**TASK DATA:**
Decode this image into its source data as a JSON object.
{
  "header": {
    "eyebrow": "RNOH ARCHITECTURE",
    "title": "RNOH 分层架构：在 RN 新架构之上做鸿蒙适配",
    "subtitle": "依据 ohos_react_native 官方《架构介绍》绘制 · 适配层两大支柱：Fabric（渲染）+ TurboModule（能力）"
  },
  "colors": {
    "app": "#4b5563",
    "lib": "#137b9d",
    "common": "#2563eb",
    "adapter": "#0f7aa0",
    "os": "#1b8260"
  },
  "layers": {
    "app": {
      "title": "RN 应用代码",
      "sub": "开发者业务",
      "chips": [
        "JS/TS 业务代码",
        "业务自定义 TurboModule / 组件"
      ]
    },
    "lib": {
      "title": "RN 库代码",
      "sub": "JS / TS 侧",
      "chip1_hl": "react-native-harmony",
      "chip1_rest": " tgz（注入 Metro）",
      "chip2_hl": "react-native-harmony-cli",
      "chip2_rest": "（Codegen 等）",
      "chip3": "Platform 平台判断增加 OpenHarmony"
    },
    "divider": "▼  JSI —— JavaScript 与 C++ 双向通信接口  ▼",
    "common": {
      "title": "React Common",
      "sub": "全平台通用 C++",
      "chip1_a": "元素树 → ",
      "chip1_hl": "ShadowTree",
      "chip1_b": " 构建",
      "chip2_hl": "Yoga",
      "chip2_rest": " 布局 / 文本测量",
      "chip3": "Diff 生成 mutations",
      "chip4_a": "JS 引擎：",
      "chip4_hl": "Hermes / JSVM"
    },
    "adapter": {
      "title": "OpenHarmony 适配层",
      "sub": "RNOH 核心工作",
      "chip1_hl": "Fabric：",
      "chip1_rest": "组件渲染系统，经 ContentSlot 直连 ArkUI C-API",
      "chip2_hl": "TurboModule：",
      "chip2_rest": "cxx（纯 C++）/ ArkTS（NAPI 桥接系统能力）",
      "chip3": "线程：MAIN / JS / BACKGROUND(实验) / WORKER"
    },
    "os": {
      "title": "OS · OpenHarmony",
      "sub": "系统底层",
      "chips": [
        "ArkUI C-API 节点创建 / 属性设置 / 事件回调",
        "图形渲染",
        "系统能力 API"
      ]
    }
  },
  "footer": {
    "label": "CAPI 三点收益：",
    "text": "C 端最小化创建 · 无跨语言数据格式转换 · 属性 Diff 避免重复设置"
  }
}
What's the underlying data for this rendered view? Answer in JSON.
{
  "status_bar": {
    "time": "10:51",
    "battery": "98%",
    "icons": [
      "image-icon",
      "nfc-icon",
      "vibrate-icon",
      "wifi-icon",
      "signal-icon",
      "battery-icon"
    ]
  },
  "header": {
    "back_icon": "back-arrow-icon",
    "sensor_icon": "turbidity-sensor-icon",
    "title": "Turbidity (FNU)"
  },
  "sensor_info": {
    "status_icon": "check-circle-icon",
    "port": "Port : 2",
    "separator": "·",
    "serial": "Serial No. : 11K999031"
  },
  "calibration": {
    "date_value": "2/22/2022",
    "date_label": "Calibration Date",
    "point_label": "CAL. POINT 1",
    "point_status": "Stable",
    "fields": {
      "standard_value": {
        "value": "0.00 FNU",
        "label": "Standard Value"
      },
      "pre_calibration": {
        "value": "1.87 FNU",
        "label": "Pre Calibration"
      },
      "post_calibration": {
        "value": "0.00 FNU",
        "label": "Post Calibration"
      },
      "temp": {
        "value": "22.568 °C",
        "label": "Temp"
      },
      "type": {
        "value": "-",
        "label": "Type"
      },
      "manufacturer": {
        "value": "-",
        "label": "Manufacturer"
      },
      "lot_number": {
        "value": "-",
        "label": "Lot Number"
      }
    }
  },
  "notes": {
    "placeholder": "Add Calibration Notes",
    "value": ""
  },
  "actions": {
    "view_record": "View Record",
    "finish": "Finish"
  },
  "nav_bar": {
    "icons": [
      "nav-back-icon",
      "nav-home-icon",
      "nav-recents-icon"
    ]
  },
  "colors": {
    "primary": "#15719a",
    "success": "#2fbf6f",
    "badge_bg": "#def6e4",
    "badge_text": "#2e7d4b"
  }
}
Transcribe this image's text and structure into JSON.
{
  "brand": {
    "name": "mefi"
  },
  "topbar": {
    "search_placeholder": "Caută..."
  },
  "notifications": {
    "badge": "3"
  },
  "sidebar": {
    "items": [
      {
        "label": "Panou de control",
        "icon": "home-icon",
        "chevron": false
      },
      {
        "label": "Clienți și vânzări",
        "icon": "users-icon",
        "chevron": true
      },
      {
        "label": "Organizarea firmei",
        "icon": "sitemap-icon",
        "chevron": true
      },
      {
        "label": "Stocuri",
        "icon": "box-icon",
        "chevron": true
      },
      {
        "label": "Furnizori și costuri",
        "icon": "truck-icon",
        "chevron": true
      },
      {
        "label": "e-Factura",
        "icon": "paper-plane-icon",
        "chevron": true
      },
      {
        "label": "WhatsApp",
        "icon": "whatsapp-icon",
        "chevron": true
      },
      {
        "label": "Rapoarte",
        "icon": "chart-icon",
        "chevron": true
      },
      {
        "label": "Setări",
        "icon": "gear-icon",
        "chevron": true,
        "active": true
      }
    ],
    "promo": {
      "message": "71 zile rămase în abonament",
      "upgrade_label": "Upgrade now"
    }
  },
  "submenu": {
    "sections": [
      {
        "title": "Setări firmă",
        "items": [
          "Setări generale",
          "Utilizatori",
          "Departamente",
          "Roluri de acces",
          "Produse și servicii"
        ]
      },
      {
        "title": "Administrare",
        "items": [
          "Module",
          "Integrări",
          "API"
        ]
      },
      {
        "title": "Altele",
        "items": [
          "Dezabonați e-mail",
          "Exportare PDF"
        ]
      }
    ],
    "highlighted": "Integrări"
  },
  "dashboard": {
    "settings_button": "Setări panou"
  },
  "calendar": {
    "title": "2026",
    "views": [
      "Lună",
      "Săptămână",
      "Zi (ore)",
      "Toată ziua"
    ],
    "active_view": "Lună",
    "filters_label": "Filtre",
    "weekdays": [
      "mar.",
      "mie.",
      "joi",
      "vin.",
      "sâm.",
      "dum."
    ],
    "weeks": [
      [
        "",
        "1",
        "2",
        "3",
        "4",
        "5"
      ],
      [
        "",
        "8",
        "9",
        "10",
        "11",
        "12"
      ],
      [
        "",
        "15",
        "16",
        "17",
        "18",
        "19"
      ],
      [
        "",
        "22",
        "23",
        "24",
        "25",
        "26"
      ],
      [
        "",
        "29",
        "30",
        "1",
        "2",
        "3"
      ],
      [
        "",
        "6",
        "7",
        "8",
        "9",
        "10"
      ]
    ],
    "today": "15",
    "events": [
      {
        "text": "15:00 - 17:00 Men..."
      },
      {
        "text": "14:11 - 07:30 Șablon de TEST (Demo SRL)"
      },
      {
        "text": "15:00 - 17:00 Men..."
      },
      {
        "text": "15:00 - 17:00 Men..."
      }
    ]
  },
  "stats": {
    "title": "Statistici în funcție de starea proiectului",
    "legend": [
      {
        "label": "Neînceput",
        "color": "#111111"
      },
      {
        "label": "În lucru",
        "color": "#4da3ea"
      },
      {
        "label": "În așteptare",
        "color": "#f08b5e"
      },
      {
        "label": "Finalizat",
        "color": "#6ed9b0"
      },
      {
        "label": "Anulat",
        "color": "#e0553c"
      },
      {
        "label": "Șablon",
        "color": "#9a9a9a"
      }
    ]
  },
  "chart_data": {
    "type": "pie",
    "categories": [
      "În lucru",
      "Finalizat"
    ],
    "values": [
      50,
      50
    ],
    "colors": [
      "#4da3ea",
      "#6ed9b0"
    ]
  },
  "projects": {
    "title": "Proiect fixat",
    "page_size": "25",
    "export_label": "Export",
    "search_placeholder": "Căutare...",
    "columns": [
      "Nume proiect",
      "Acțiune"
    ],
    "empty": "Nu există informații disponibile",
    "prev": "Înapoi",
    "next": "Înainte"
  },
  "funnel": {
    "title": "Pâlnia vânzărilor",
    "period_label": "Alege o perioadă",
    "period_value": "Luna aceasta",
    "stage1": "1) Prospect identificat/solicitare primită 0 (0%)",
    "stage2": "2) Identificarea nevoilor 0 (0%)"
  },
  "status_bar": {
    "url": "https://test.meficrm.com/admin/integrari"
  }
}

**SET TASK:**
Using the material above, gather every line that includes "this".

**COMPLETE OUTPUT:**
Decode this image into its source data as a JSON object.
What's the underlying data for this rendered view? Answer in JSON.
Transcribe this image's text and structure into JSON.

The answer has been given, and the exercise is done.